## DIRECTIONS FOR THIS TASK
Make an exact transcription of the material, leaving out all images.

## PROVIDED RECORDS

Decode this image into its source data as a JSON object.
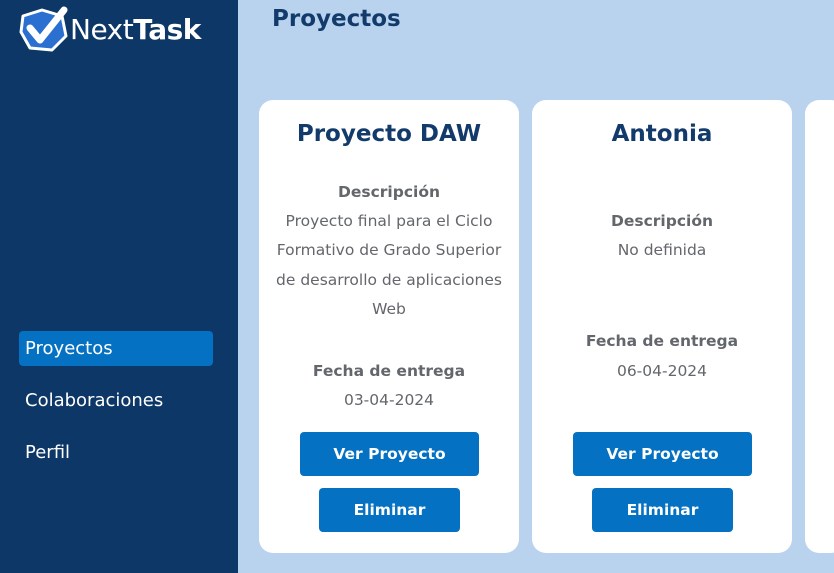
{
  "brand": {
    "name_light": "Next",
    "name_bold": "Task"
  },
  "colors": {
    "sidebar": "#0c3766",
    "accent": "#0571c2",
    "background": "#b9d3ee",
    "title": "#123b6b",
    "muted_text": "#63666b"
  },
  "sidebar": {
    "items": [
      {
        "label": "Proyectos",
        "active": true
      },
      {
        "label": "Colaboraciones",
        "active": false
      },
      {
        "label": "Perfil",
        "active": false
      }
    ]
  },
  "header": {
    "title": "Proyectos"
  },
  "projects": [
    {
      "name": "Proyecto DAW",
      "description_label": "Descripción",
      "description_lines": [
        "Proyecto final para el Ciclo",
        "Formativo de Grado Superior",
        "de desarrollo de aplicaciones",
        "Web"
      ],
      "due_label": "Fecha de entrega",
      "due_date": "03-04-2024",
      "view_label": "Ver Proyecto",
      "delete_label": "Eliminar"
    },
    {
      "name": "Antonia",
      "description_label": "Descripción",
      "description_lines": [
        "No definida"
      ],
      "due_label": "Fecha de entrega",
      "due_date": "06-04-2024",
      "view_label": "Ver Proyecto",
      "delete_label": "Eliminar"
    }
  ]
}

## RIGHT ANSWER
Decode this image into its source data as a JSON object.
{
  "brand": {
    "name_light": "Next",
    "name_bold": "Task"
  },
  "colors": {
    "sidebar": "#0c3766",
    "accent": "#0571c2",
    "background": "#b9d3ee",
    "title": "#123b6b",
    "muted_text": "#63666b"
  },
  "sidebar": {
    "items": [
      {
        "label": "Proyectos",
        "active": true
      },
      {
        "label": "Colaboraciones",
        "active": false
      },
      {
        "label": "Perfil",
        "active": false
      }
    ]
  },
  "header": {
    "title": "Proyectos"
  },
  "projects": [
    {
      "name": "Proyecto DAW",
      "description_label": "Descripción",
      "description_lines": [
        "Proyecto final para el Ciclo",
        "Formativo de Grado Superior",
        "de desarrollo de aplicaciones",
        "Web"
      ],
      "due_label": "Fecha de entrega",
      "due_date": "03-04-2024",
      "view_label": "Ver Proyecto",
      "delete_label": "Eliminar"
    },
    {
      "name": "Antonia",
      "description_label": "Descripción",
      "description_lines": [
        "No definida"
      ],
      "due_label": "Fecha de entrega",
      "due_date": "06-04-2024",
      "view_label": "Ver Proyecto",
      "delete_label": "Eliminar"
    }
  ]
}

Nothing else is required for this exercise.